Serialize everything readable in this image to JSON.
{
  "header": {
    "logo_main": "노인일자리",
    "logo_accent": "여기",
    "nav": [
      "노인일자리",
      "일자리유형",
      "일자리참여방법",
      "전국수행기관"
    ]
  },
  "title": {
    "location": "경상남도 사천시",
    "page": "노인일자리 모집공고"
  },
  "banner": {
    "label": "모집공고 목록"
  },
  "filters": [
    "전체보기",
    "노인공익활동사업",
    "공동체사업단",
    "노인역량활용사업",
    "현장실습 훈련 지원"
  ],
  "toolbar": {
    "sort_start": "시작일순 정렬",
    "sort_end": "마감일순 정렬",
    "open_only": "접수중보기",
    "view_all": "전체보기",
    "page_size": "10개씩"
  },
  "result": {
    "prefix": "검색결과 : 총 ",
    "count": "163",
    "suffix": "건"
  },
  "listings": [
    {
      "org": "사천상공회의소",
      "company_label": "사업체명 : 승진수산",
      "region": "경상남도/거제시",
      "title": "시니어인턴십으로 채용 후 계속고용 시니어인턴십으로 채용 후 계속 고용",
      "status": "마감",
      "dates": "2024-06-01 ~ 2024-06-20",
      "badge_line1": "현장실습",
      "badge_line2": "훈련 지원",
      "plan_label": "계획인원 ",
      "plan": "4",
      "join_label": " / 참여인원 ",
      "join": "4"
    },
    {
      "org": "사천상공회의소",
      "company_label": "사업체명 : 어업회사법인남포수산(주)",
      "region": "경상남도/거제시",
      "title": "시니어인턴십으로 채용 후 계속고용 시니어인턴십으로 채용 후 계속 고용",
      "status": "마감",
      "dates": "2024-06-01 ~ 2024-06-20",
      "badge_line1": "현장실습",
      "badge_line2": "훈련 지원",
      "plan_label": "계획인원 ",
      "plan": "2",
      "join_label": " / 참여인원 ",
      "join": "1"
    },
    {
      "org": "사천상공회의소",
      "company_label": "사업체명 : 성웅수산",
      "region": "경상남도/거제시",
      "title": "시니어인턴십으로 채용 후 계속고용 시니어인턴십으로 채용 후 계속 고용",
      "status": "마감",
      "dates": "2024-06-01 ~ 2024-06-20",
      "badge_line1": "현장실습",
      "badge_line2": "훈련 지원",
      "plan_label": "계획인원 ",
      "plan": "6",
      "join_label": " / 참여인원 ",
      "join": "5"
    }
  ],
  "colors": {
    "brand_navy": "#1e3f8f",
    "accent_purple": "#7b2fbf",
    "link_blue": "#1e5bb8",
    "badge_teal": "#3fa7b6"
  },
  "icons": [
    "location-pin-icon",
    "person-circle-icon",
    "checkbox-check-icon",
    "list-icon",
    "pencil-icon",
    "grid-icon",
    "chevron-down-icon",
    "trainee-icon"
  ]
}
--
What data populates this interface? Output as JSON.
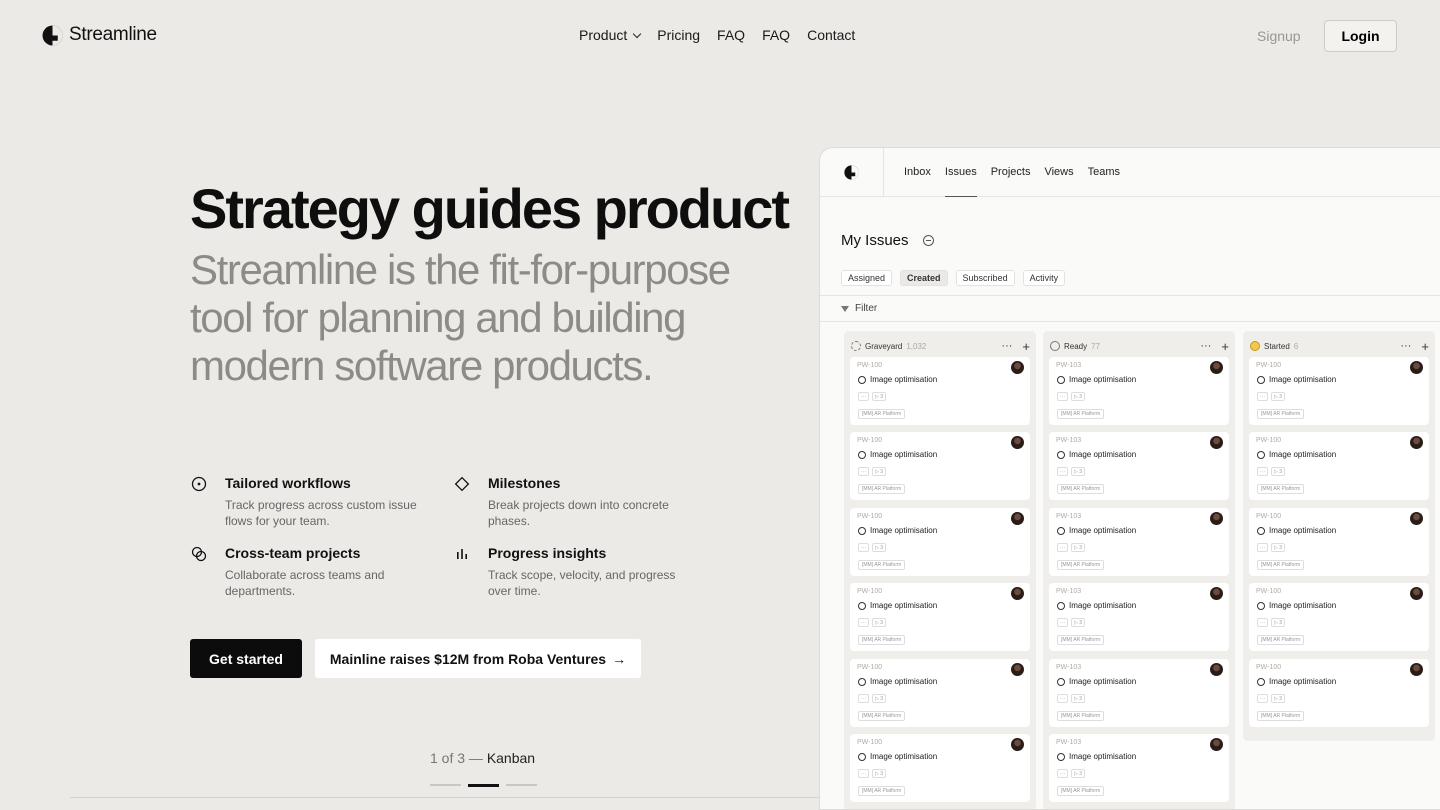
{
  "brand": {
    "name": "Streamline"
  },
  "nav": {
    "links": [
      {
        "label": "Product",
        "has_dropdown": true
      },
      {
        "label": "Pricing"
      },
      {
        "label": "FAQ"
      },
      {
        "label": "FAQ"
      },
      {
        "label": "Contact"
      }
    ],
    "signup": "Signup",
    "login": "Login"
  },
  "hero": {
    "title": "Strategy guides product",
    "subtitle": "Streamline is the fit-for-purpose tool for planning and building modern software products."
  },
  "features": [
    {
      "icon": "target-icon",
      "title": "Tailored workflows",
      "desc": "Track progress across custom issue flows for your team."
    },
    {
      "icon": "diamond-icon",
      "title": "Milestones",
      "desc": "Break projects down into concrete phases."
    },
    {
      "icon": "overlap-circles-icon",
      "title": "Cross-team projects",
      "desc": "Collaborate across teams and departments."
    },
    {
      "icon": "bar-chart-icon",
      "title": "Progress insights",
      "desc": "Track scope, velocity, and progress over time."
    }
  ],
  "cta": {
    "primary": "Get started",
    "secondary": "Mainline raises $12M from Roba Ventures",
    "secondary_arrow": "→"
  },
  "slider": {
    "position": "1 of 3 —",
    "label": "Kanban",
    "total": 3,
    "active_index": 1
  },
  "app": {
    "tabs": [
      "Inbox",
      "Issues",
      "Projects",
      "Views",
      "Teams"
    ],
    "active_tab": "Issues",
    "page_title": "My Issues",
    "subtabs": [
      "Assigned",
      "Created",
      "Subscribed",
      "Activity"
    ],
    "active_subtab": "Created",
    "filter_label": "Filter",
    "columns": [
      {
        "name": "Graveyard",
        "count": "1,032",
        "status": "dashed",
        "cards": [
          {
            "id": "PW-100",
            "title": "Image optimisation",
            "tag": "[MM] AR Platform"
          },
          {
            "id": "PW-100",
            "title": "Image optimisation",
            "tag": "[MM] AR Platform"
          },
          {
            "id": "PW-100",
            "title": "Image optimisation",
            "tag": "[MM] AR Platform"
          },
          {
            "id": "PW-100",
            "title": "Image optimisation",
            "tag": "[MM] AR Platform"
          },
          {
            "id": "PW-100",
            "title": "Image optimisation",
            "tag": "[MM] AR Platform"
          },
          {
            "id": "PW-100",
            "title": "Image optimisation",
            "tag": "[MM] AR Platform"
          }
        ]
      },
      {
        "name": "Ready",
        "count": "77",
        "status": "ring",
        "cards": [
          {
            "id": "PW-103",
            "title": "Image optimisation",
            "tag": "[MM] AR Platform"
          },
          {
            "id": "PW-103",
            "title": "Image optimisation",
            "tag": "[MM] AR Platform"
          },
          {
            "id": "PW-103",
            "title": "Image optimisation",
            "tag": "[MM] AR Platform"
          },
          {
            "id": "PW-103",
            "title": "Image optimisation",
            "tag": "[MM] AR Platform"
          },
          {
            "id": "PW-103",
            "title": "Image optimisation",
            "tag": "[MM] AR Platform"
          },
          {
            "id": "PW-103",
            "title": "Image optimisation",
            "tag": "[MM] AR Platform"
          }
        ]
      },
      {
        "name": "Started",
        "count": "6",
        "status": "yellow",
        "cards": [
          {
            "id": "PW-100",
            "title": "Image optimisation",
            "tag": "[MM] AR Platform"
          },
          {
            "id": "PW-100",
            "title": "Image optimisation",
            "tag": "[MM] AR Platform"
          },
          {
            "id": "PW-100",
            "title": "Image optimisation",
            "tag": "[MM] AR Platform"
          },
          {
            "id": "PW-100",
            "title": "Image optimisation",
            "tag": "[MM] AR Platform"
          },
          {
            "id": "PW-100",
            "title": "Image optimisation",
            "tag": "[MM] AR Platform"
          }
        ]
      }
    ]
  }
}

- _YOUR GOAL_: Using the material above, copy every line in which the string "JSON" occurs.

- _SOLUTION_:
Serialize everything readable in this image to JSON.
What data populates this interface? Output as JSON.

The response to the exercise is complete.